### Supplied material
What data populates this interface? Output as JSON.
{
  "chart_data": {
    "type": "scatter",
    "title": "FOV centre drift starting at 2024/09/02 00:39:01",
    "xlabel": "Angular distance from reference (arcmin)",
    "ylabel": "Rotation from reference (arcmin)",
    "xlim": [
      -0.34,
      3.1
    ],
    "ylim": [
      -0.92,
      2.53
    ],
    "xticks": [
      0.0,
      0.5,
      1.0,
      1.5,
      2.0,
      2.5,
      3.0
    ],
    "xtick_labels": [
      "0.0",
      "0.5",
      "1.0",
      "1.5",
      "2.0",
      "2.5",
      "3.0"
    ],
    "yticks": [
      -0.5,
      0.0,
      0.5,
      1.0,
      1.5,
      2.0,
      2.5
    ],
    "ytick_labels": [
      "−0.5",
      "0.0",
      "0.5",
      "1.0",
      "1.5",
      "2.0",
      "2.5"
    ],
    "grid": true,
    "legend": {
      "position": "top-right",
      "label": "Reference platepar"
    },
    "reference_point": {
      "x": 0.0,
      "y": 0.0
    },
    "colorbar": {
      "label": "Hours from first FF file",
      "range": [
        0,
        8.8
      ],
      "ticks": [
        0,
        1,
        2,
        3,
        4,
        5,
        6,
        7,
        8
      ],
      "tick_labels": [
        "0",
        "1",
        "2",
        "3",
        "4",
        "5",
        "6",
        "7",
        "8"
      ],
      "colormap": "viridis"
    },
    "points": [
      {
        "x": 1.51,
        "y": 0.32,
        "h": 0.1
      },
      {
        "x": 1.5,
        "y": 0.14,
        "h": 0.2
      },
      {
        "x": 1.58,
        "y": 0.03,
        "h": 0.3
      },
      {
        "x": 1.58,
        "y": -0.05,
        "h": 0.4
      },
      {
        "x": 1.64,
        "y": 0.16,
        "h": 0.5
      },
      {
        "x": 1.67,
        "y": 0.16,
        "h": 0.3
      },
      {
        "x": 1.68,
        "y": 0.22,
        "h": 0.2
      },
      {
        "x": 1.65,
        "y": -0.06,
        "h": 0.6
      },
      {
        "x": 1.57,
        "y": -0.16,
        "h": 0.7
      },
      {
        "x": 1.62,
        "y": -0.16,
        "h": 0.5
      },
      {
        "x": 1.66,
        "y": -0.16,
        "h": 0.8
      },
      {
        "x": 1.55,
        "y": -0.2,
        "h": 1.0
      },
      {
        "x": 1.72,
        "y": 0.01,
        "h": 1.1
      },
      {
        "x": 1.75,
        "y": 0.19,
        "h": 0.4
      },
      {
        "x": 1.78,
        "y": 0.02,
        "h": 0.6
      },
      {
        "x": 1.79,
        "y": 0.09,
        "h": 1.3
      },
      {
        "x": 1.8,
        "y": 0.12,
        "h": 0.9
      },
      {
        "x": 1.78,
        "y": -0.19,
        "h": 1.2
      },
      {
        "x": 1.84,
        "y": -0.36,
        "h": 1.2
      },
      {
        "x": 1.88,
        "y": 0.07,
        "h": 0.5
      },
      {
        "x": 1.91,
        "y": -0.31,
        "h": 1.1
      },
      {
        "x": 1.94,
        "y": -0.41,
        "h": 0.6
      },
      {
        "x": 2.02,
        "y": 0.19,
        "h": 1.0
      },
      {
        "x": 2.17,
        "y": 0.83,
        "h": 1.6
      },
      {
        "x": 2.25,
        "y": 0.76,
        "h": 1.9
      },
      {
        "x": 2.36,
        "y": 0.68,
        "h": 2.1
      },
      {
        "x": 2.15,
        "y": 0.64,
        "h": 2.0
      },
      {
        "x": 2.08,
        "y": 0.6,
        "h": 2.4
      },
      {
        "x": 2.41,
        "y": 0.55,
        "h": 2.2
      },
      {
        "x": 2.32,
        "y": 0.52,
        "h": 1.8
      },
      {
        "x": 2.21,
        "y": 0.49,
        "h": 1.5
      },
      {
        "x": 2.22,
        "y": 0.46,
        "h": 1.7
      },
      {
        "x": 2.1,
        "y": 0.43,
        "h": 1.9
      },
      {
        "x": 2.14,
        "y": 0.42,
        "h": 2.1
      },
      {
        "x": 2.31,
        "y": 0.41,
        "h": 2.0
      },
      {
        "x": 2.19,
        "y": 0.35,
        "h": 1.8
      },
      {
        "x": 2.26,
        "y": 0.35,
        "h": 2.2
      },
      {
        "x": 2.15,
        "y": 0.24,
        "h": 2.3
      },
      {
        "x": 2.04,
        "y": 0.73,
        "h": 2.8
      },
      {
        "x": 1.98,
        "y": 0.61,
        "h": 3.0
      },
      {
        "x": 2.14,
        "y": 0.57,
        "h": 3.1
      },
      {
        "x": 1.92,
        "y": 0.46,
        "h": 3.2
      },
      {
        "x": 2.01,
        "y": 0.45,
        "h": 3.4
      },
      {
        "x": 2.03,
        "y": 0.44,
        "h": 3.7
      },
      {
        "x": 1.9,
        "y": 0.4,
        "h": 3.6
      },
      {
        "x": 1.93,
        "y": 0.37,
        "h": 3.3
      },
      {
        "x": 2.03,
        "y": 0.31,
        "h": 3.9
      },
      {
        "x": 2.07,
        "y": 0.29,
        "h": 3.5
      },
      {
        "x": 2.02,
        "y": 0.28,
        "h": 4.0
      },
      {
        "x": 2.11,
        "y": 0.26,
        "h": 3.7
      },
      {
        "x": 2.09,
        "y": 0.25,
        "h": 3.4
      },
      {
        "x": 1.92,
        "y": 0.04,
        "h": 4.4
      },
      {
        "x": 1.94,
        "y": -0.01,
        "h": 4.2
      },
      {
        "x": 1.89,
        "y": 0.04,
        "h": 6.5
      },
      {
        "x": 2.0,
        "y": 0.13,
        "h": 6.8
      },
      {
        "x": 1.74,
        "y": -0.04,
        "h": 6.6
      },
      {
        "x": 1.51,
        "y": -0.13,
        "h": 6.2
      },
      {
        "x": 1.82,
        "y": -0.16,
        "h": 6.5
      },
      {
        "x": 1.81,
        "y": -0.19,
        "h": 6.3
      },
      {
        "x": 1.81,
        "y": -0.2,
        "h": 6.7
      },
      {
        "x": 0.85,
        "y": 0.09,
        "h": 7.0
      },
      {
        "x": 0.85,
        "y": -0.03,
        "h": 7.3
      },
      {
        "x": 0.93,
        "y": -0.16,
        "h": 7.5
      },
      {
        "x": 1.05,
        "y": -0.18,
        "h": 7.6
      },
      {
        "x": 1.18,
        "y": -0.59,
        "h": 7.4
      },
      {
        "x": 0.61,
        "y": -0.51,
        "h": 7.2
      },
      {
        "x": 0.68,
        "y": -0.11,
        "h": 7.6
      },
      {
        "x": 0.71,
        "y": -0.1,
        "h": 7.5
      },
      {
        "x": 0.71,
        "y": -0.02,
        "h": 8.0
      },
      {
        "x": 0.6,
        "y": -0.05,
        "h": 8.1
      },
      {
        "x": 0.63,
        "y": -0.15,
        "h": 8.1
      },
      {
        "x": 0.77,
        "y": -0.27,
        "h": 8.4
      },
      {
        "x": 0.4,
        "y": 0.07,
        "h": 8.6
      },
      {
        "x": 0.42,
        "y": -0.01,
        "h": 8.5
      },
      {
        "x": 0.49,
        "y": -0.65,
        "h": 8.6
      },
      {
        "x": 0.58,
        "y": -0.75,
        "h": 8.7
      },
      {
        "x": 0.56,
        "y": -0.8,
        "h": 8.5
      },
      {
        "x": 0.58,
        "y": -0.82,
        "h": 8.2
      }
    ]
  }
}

### Task
Output the whole listing above again, word for word.

### Task solution
What data populates this interface? Output as JSON.
{
  "chart_data": {
    "type": "scatter",
    "title": "FOV centre drift starting at 2024/09/02 00:39:01",
    "xlabel": "Angular distance from reference (arcmin)",
    "ylabel": "Rotation from reference (arcmin)",
    "xlim": [
      -0.34,
      3.1
    ],
    "ylim": [
      -0.92,
      2.53
    ],
    "xticks": [
      0.0,
      0.5,
      1.0,
      1.5,
      2.0,
      2.5,
      3.0
    ],
    "xtick_labels": [
      "0.0",
      "0.5",
      "1.0",
      "1.5",
      "2.0",
      "2.5",
      "3.0"
    ],
    "yticks": [
      -0.5,
      0.0,
      0.5,
      1.0,
      1.5,
      2.0,
      2.5
    ],
    "ytick_labels": [
      "−0.5",
      "0.0",
      "0.5",
      "1.0",
      "1.5",
      "2.0",
      "2.5"
    ],
    "grid": true,
    "legend": {
      "position": "top-right",
      "label": "Reference platepar"
    },
    "reference_point": {
      "x": 0.0,
      "y": 0.0
    },
    "colorbar": {
      "label": "Hours from first FF file",
      "range": [
        0,
        8.8
      ],
      "ticks": [
        0,
        1,
        2,
        3,
        4,
        5,
        6,
        7,
        8
      ],
      "tick_labels": [
        "0",
        "1",
        "2",
        "3",
        "4",
        "5",
        "6",
        "7",
        "8"
      ],
      "colormap": "viridis"
    },
    "points": [
      {
        "x": 1.51,
        "y": 0.32,
        "h": 0.1
      },
      {
        "x": 1.5,
        "y": 0.14,
        "h": 0.2
      },
      {
        "x": 1.58,
        "y": 0.03,
        "h": 0.3
      },
      {
        "x": 1.58,
        "y": -0.05,
        "h": 0.4
      },
      {
        "x": 1.64,
        "y": 0.16,
        "h": 0.5
      },
      {
        "x": 1.67,
        "y": 0.16,
        "h": 0.3
      },
      {
        "x": 1.68,
        "y": 0.22,
        "h": 0.2
      },
      {
        "x": 1.65,
        "y": -0.06,
        "h": 0.6
      },
      {
        "x": 1.57,
        "y": -0.16,
        "h": 0.7
      },
      {
        "x": 1.62,
        "y": -0.16,
        "h": 0.5
      },
      {
        "x": 1.66,
        "y": -0.16,
        "h": 0.8
      },
      {
        "x": 1.55,
        "y": -0.2,
        "h": 1.0
      },
      {
        "x": 1.72,
        "y": 0.01,
        "h": 1.1
      },
      {
        "x": 1.75,
        "y": 0.19,
        "h": 0.4
      },
      {
        "x": 1.78,
        "y": 0.02,
        "h": 0.6
      },
      {
        "x": 1.79,
        "y": 0.09,
        "h": 1.3
      },
      {
        "x": 1.8,
        "y": 0.12,
        "h": 0.9
      },
      {
        "x": 1.78,
        "y": -0.19,
        "h": 1.2
      },
      {
        "x": 1.84,
        "y": -0.36,
        "h": 1.2
      },
      {
        "x": 1.88,
        "y": 0.07,
        "h": 0.5
      },
      {
        "x": 1.91,
        "y": -0.31,
        "h": 1.1
      },
      {
        "x": 1.94,
        "y": -0.41,
        "h": 0.6
      },
      {
        "x": 2.02,
        "y": 0.19,
        "h": 1.0
      },
      {
        "x": 2.17,
        "y": 0.83,
        "h": 1.6
      },
      {
        "x": 2.25,
        "y": 0.76,
        "h": 1.9
      },
      {
        "x": 2.36,
        "y": 0.68,
        "h": 2.1
      },
      {
        "x": 2.15,
        "y": 0.64,
        "h": 2.0
      },
      {
        "x": 2.08,
        "y": 0.6,
        "h": 2.4
      },
      {
        "x": 2.41,
        "y": 0.55,
        "h": 2.2
      },
      {
        "x": 2.32,
        "y": 0.52,
        "h": 1.8
      },
      {
        "x": 2.21,
        "y": 0.49,
        "h": 1.5
      },
      {
        "x": 2.22,
        "y": 0.46,
        "h": 1.7
      },
      {
        "x": 2.1,
        "y": 0.43,
        "h": 1.9
      },
      {
        "x": 2.14,
        "y": 0.42,
        "h": 2.1
      },
      {
        "x": 2.31,
        "y": 0.41,
        "h": 2.0
      },
      {
        "x": 2.19,
        "y": 0.35,
        "h": 1.8
      },
      {
        "x": 2.26,
        "y": 0.35,
        "h": 2.2
      },
      {
        "x": 2.15,
        "y": 0.24,
        "h": 2.3
      },
      {
        "x": 2.04,
        "y": 0.73,
        "h": 2.8
      },
      {
        "x": 1.98,
        "y": 0.61,
        "h": 3.0
      },
      {
        "x": 2.14,
        "y": 0.57,
        "h": 3.1
      },
      {
        "x": 1.92,
        "y": 0.46,
        "h": 3.2
      },
      {
        "x": 2.01,
        "y": 0.45,
        "h": 3.4
      },
      {
        "x": 2.03,
        "y": 0.44,
        "h": 3.7
      },
      {
        "x": 1.9,
        "y": 0.4,
        "h": 3.6
      },
      {
        "x": 1.93,
        "y": 0.37,
        "h": 3.3
      },
      {
        "x": 2.03,
        "y": 0.31,
        "h": 3.9
      },
      {
        "x": 2.07,
        "y": 0.29,
        "h": 3.5
      },
      {
        "x": 2.02,
        "y": 0.28,
        "h": 4.0
      },
      {
        "x": 2.11,
        "y": 0.26,
        "h": 3.7
      },
      {
        "x": 2.09,
        "y": 0.25,
        "h": 3.4
      },
      {
        "x": 1.92,
        "y": 0.04,
        "h": 4.4
      },
      {
        "x": 1.94,
        "y": -0.01,
        "h": 4.2
      },
      {
        "x": 1.89,
        "y": 0.04,
        "h": 6.5
      },
      {
        "x": 2.0,
        "y": 0.13,
        "h": 6.8
      },
      {
        "x": 1.74,
        "y": -0.04,
        "h": 6.6
      },
      {
        "x": 1.51,
        "y": -0.13,
        "h": 6.2
      },
      {
        "x": 1.82,
        "y": -0.16,
        "h": 6.5
      },
      {
        "x": 1.81,
        "y": -0.19,
        "h": 6.3
      },
      {
        "x": 1.81,
        "y": -0.2,
        "h": 6.7
      },
      {
        "x": 0.85,
        "y": 0.09,
        "h": 7.0
      },
      {
        "x": 0.85,
        "y": -0.03,
        "h": 7.3
      },
      {
        "x": 0.93,
        "y": -0.16,
        "h": 7.5
      },
      {
        "x": 1.05,
        "y": -0.18,
        "h": 7.6
      },
      {
        "x": 1.18,
        "y": -0.59,
        "h": 7.4
      },
      {
        "x": 0.61,
        "y": -0.51,
        "h": 7.2
      },
      {
        "x": 0.68,
        "y": -0.11,
        "h": 7.6
      },
      {
        "x": 0.71,
        "y": -0.1,
        "h": 7.5
      },
      {
        "x": 0.71,
        "y": -0.02,
        "h": 8.0
      },
      {
        "x": 0.6,
        "y": -0.05,
        "h": 8.1
      },
      {
        "x": 0.63,
        "y": -0.15,
        "h": 8.1
      },
      {
        "x": 0.77,
        "y": -0.27,
        "h": 8.4
      },
      {
        "x": 0.4,
        "y": 0.07,
        "h": 8.6
      },
      {
        "x": 0.42,
        "y": -0.01,
        "h": 8.5
      },
      {
        "x": 0.49,
        "y": -0.65,
        "h": 8.6
      },
      {
        "x": 0.58,
        "y": -0.75,
        "h": 8.7
      },
      {
        "x": 0.56,
        "y": -0.8,
        "h": 8.5
      },
      {
        "x": 0.58,
        "y": -0.82,
        "h": 8.2
      }
    ]
  }
}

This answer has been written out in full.